>> begin Source document
Biography
The project of lo-fi mastermind Phil Elverum in the 1990s and early 2000s, the Microphones introduced his searching, deeply personal music. Though he released a handful of albums during the project's original run, each one greatly expanded his music's ambitions, and the ambitions of indie rock and pop by extension. As early as 1999's Don't Wake Me Up, Elverum displayed a knack for making lo-fi music that was both sophisticated and direct, sometimes heartbreakingly so. His fragile voice was the perfect counterpoint to his sprawling, intricately arranged and produced music, particularly on 2001's classic The Glow, Pt. 2. On 2003's Mount Eerie, he further expanded his confessional, free-flowing songwriting as well as the impressionistic touches of ambient, folk, and black metal that he continued to explore as Mount Eerie later in the 2000s. When Elverum returned to the project with The Microphones in 2020, the strengths he had established years before were even richer.

Born and raised in Anacortes, Washington, Elverum started playing music at a young age, taking up the tuba and drums as a child and starting his first band, Nubert Circus, when he was 14. While attending Anacortes High School, he worked at the local record store The Business. The store's owner, former Beat Happening member Bret Lunsford, invited Elverum to join his band D+ as its drummer, and he performed on the group's 1997 self-titled debut album and the following year's Dandelion Seeds. Lunsford also let Elverum record his own music with the equipment in the store's back room; the Microphones' first two cassettes, 1997's Microphone and Wires & Cords, appeared on Lunsford's Knw-Yr-Own label.
>> end Source document
Answer these from the Microphones biography:
1. Which 2001 album does it call a classic?
2. What was the name of the band Elverum started at 14?
3. On which label did the first two Microphones cassettes appear?
>> begin Provided data
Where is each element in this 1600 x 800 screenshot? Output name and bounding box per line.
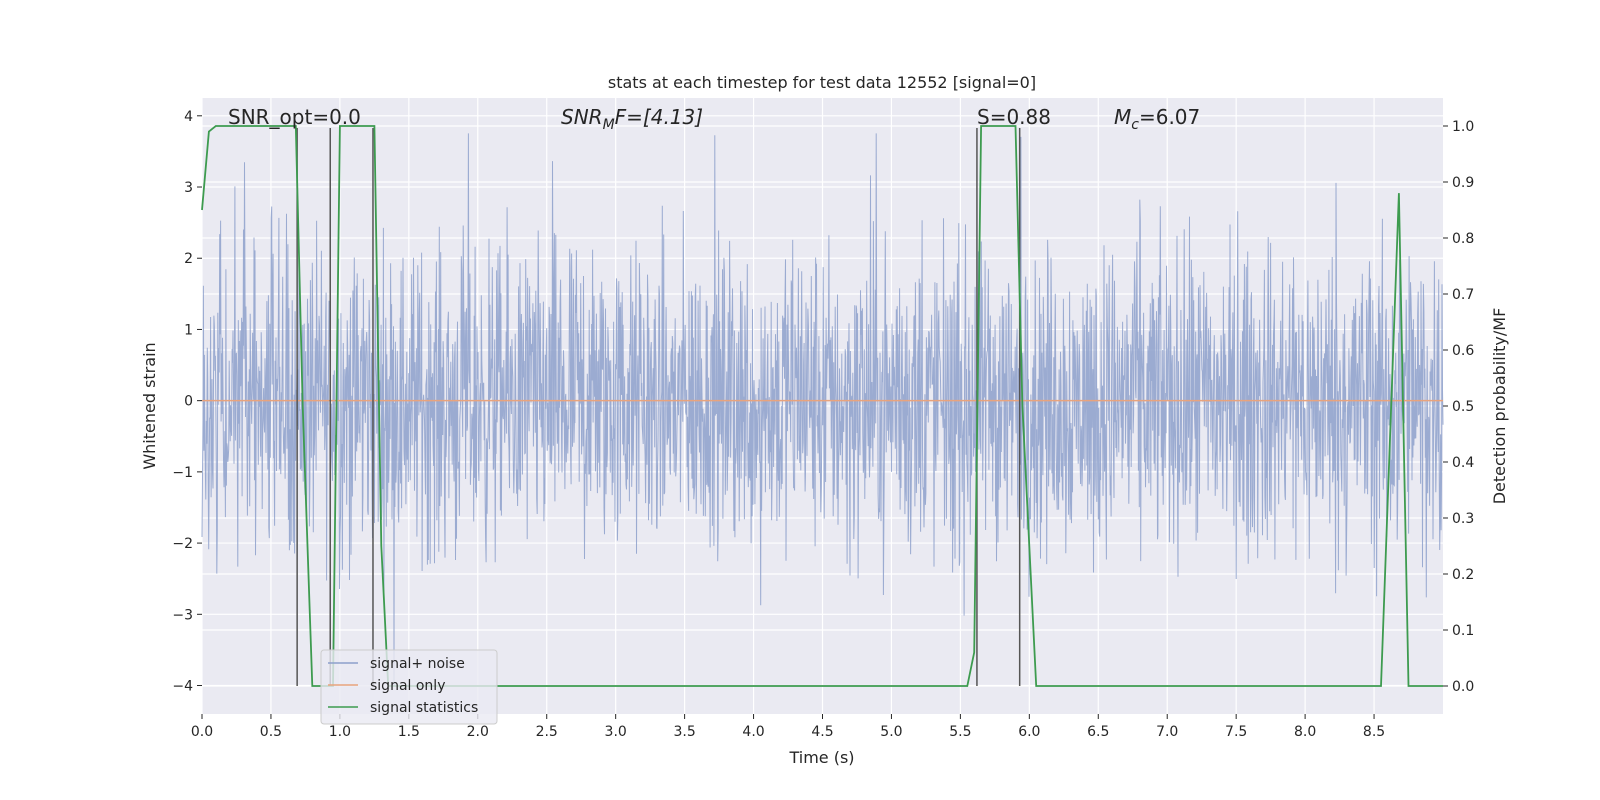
>> end Provided data
--- Solved exercise ---
1. The Glow, Pt. 2
2. Nubert Circus
3. Knw-Yr-Own